**Request:**
Only the lines from the one containing "Convert this screenshot" to the end of the entries should be written out, each exactly as it stands, both ends included.
** BEGIN Supplied material **
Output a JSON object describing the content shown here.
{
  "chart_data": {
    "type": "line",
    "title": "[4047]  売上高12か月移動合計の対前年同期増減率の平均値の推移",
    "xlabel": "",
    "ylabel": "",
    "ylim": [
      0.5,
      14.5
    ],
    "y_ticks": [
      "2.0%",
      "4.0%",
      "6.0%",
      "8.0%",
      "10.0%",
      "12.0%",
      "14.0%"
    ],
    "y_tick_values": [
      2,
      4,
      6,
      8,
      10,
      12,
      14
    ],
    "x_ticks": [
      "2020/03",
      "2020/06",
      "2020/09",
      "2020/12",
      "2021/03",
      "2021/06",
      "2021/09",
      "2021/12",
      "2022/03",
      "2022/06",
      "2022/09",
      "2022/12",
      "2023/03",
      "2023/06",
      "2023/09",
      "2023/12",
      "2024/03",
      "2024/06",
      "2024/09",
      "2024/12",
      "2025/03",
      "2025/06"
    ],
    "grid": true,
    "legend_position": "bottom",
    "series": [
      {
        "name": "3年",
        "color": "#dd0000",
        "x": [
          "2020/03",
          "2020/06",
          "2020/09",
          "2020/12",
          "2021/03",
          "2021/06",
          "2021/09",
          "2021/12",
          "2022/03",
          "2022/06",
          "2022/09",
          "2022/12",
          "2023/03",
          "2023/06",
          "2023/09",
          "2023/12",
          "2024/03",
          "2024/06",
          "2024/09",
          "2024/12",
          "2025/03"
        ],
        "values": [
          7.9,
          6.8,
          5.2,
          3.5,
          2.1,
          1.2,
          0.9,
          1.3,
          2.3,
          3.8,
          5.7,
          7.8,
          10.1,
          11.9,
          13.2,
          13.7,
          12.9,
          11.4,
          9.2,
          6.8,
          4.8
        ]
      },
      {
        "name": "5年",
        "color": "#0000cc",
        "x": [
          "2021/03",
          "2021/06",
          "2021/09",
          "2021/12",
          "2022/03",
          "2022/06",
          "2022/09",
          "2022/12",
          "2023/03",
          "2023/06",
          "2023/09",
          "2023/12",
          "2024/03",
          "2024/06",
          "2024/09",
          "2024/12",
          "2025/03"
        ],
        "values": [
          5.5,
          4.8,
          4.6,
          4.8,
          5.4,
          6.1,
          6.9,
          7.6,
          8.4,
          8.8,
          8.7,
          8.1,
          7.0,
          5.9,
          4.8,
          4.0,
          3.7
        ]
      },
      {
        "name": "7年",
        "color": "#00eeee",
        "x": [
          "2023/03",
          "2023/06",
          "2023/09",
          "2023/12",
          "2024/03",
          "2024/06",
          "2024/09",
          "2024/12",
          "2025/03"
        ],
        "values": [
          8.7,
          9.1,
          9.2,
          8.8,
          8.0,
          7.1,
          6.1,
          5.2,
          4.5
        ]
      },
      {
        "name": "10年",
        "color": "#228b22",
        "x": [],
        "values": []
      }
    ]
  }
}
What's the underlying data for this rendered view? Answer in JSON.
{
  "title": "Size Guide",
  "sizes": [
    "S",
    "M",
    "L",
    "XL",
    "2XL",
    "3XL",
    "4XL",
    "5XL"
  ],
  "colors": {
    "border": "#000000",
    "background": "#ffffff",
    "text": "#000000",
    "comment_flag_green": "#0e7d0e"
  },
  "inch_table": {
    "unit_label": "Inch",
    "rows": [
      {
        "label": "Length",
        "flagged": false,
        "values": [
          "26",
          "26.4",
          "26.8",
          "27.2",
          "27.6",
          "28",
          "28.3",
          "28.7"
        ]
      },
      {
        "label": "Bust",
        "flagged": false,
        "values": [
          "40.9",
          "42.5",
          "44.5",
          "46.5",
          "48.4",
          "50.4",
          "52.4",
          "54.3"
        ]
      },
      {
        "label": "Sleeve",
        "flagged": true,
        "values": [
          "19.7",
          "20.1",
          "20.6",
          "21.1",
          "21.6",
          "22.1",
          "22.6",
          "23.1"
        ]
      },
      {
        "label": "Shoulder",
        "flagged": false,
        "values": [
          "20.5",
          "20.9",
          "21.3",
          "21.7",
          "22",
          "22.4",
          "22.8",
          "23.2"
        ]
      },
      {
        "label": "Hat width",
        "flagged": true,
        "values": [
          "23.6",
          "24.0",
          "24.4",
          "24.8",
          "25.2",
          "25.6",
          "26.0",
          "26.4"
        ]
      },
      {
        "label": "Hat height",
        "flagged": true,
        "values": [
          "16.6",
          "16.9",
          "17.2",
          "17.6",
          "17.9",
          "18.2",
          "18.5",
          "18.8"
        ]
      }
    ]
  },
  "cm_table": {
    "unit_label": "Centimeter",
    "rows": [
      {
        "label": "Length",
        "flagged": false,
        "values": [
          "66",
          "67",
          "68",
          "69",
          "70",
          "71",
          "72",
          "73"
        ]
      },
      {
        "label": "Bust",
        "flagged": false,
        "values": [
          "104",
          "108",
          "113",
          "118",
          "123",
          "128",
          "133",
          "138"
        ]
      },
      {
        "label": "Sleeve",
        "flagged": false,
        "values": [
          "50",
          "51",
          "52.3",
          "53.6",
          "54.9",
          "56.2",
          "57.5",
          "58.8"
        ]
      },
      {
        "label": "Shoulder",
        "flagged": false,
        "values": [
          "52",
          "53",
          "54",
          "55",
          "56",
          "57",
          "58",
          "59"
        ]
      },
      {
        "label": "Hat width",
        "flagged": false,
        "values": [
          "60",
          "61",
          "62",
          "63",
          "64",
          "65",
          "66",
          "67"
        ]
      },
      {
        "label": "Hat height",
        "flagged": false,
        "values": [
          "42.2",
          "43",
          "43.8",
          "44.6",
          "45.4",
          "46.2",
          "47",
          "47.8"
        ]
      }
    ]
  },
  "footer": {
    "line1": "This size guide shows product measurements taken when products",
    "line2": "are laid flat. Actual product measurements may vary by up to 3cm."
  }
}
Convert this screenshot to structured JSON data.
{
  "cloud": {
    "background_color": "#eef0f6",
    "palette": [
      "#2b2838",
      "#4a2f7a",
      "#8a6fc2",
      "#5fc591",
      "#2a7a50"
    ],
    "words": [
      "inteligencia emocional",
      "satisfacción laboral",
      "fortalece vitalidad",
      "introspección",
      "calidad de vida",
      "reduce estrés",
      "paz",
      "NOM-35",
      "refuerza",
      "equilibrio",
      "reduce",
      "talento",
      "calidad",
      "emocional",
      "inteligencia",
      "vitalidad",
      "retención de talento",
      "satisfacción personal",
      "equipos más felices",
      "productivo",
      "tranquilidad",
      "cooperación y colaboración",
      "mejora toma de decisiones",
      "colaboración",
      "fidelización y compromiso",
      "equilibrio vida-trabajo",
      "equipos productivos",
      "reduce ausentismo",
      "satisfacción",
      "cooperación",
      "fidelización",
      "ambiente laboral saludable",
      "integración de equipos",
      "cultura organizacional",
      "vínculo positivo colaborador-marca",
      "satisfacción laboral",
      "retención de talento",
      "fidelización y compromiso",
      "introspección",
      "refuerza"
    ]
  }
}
** END Supplied material **
**Correct output:**
Convert this screenshot to structured JSON data.
{
  "cloud": {
    "background_color": "#eef0f6",
    "palette": [
      "#2b2838",
      "#4a2f7a",
      "#8a6fc2",
      "#5fc591",
      "#2a7a50"
    ],
    "words": [
      "inteligencia emocional",
      "satisfacción laboral",
      "fortalece vitalidad",
      "introspección",
      "calidad de vida",
      "reduce estrés",
      "paz",
      "NOM-35",
      "refuerza",
      "equilibrio",
      "reduce",
      "talento",
      "calidad",
      "emocional",
      "inteligencia",
      "vitalidad",
      "retención de talento",
      "satisfacción personal",
      "equipos más felices",
      "productivo",
      "tranquilidad",
      "cooperación y colaboración",
      "mejora toma de decisiones",
      "colaboración",
      "fidelización y compromiso",
      "equilibrio vida-trabajo",
      "equipos productivos",
      "reduce ausentismo",
      "satisfacción",
      "cooperación",
      "fidelización",
      "ambiente laboral saludable",
      "integración de equipos",
      "cultura organizacional",
      "vínculo positivo colaborador-marca",
      "satisfacción laboral",
      "retención de talento",
      "fidelización y compromiso",
      "introspección",
      "refuerza"
    ]
  }
}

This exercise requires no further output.